-- TASK DETAILS --
Transcribe every entry below word for word, but skip the pictures.

[Dataset items]
════
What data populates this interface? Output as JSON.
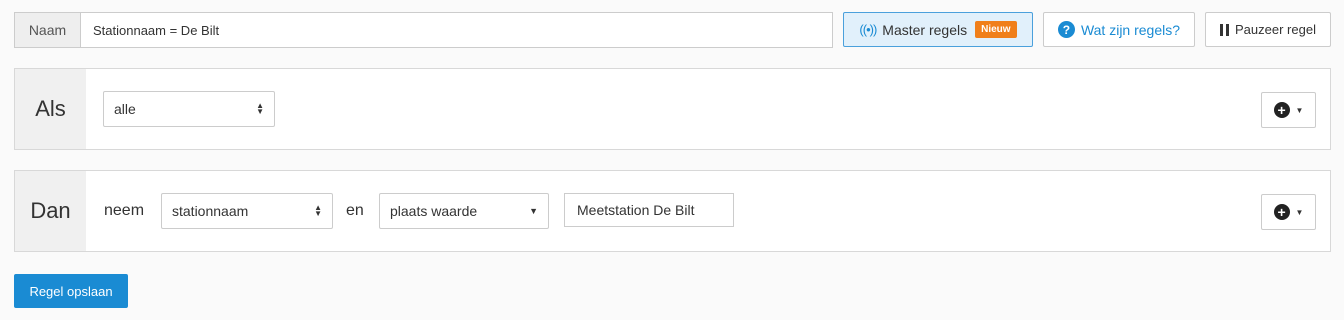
{
  "top_bar": {
    "name_label": "Naam",
    "name_value": "Stationnaam = De Bilt",
    "master_label": "Master regels",
    "new_badge": "Nieuw",
    "help_label": "Wat zijn regels?",
    "pause_label": "Pauzeer regel"
  },
  "als": {
    "heading": "Als",
    "condition_selected": "alle"
  },
  "dan": {
    "heading": "Dan",
    "word_take": "neem",
    "field_selected": "stationnaam",
    "word_and": "en",
    "action_selected": "plaats waarde",
    "value": "Meetstation De Bilt"
  },
  "save_label": "Regel opslaan",
  "colors": {
    "primary": "#1a8bd3",
    "badge": "#f07f1a",
    "master_bg": "#e1f0fb"
  }
}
════
-- ANSWER TO THIS PROBLEM --
What data populates this interface? Output as JSON.
{
  "top_bar": {
    "name_label": "Naam",
    "name_value": "Stationnaam = De Bilt",
    "master_label": "Master regels",
    "new_badge": "Nieuw",
    "help_label": "Wat zijn regels?",
    "pause_label": "Pauzeer regel"
  },
  "als": {
    "heading": "Als",
    "condition_selected": "alle"
  },
  "dan": {
    "heading": "Dan",
    "word_take": "neem",
    "field_selected": "stationnaam",
    "word_and": "en",
    "action_selected": "plaats waarde",
    "value": "Meetstation De Bilt"
  },
  "save_label": "Regel opslaan",
  "colors": {
    "primary": "#1a8bd3",
    "badge": "#f07f1a",
    "master_bg": "#e1f0fb"
  }
}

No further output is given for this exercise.